• EXTRACT PROVIDED:

------------

Walker Art Center a Culprit in Badness of Hennepin/Lyndale Bottleneck

Walker Art Museum, from the Irene Hixon Whitney Bridge over the Hennepin/Lyndale bottleneck

Walker Art Museum, from the Irene Hixon Whitney Bridge over the Hennepin/Lyndale bottleneck

The Hennepin/Lyndale Bottleneck: Not great by any measure. The City of Minneapolis is working on a plan to, basically, repave it. Many well-written thoughts about that project and whether or not it’s a good idea and what we’d do if we had exponentially more funding for it can be found here. But as with many large public works projects of questionable value, there are some helpful little things we can do on the side that cost considerably less than millions of dollars but still go a long way towards improving the experience of being alive in the area when not driving a car.

One of those things would be to considerably alter the streetscape along the eastern side of the Walker Art Center. The Walker is the most prominent of the several institutional uses along the bottleneck, and it makes up about a fourth of its total street frontage.

The Walker Art Center's street frontage in red

The Walker Art Center’s street frontage in red

The phrase “considerably alter” maybe implies that it would be expensive, but it’d certainly be some fraction of the cost of even the most minimal bottleneck repaving, currently budgeted at about $9.1 million dollars, and a much smaller fraction of the Walker’s $152 million dollar endowment.

But there’s a lot to do here.

Here are some pictures taken on Sunday, and keep in mind that the people you see are potentially residual folks wandering around after Open Streets on Lyndale.

Not great

Does anyone have a Shop-Vac?

Here’s a modest strip of cement up against four lanes of car traffic, one of which is barreling towards I-94. (Sidebar: Walking around the Hennepin/Lyndale bottleneck always makes me extra aware that something like 75% to 100% of motorists are looking at or talking to their phones at any given time while driving, but that’s a subject for another time.) Obviously, the picture is a little bad because of the gravel and caution tape and gray skies, but the experience isn’t much improved when it’s swept and there’s no caution tape and it’s sunny.

------------

• Records from a dataset:
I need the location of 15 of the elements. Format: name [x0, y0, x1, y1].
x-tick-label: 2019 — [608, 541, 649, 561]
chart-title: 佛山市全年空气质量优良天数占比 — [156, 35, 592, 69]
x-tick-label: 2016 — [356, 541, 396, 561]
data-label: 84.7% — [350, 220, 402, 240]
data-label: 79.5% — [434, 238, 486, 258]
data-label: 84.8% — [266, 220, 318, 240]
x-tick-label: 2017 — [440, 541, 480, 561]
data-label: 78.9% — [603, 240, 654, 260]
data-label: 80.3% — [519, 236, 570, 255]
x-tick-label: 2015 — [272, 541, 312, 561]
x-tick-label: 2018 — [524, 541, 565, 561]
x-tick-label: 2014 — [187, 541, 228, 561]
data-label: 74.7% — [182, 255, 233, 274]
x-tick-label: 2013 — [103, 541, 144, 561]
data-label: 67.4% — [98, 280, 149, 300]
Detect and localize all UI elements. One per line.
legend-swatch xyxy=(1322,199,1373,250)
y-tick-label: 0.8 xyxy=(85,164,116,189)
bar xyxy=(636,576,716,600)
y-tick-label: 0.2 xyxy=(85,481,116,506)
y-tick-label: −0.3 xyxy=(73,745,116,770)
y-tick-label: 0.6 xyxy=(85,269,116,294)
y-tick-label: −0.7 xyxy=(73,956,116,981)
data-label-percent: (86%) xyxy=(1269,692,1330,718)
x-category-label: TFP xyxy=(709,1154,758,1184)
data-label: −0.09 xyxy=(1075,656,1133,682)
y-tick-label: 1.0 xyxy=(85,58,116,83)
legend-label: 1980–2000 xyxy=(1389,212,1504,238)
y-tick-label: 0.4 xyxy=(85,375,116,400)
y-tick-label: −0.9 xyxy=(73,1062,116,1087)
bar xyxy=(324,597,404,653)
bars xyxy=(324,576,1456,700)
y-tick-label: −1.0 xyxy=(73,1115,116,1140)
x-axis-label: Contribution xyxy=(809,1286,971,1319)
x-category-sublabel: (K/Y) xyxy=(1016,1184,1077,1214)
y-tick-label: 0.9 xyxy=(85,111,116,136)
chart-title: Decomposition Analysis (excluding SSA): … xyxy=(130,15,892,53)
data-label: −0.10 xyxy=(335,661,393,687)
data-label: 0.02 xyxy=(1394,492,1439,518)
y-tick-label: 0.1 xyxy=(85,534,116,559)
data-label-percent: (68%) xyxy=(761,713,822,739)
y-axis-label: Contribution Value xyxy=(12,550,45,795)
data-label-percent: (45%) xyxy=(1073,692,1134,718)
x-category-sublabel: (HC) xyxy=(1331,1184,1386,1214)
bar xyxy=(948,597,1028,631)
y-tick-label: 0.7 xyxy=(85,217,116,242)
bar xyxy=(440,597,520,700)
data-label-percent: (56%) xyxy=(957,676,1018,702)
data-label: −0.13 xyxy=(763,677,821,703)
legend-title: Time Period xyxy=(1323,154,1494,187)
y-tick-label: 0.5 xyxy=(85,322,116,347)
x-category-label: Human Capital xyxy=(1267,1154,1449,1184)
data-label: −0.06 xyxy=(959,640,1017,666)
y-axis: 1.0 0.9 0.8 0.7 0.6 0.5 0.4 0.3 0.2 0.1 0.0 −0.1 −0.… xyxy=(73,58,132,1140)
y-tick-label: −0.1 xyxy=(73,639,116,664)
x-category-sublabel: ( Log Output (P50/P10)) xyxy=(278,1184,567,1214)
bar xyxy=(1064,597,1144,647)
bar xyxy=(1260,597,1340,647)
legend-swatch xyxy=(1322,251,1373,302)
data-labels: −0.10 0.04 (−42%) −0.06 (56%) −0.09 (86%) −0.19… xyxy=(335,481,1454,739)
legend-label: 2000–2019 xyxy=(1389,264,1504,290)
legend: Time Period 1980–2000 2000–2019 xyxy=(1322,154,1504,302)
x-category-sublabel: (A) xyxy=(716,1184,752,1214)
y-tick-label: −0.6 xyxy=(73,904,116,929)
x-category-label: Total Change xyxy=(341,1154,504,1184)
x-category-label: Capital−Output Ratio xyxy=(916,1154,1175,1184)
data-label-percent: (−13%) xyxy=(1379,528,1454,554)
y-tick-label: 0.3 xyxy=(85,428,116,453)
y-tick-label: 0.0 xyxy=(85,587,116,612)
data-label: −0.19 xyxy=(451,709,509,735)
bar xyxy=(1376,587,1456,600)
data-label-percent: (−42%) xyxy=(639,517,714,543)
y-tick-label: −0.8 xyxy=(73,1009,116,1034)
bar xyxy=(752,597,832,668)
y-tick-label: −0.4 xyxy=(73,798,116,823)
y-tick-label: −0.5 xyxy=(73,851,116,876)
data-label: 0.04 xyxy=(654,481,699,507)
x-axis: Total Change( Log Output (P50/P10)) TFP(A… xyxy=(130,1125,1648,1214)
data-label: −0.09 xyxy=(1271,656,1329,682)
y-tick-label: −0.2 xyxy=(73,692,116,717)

------------

• PROMPT 1: In the article on the Hennepin/Lyndale bottleneck, roughly what share of the bottleneck's total street frontage does the Walker Art Center make up?
• PROMPT 2: Continue the article about the Hennepin/Lyndale bottleneck and the Walker Art Center from its last sentence.

• REPLY 1: About a fourth.

• REPLY 2:
Obstacle Course

Obstacle Course

Here’s the area where the sidewalk isn’t too small–it’s huge but somehow considerably more desolate. The green patches of grass don’t do anything for it. It’s unclear what the idea is behind those. Recently, while checking out a Nice Ride bike from the rack at the Walker, I noticed that literally all of the green patches I could see had at least one cigarette butt in them. So that might be what they’re for.

Robot Head

Robot Head

Here’s the entrance on Hennepin/Lyndale, under the giant robot head. Without getting too much into the debatable aspects of whether or not it’s a good idea to build prominent buildings that look like this…it’s the only permeable part of the Walker along this entire block, except for this parking garage entrance:

Beetlejuice, beetlejuice, beetlejuice!

Beetlejuice, beetlejuice, beetlejuice!

So the street frontage isn’t great–it’s basically a blank wall for over a block, with windows for some stretch of it.

Groveland & Hennepin

Groveland & Hennepin

Vineland & Bottleneck

Vineland & Bottleneck

Above are the two corners of the building that face Hennepin/Lyndale, and you can see that they are literally blank walls with some interchangeable adornment on one. The current informative adornment noting some exhibits is much better than the previous, dishonest adornment. There’s some sort of quasi-plaza-like situation going on at the corner of Vineland & Bottleneck, but it’s empty and not particularly inviting. There were previously some sculptures of some sort there, but they are gone now.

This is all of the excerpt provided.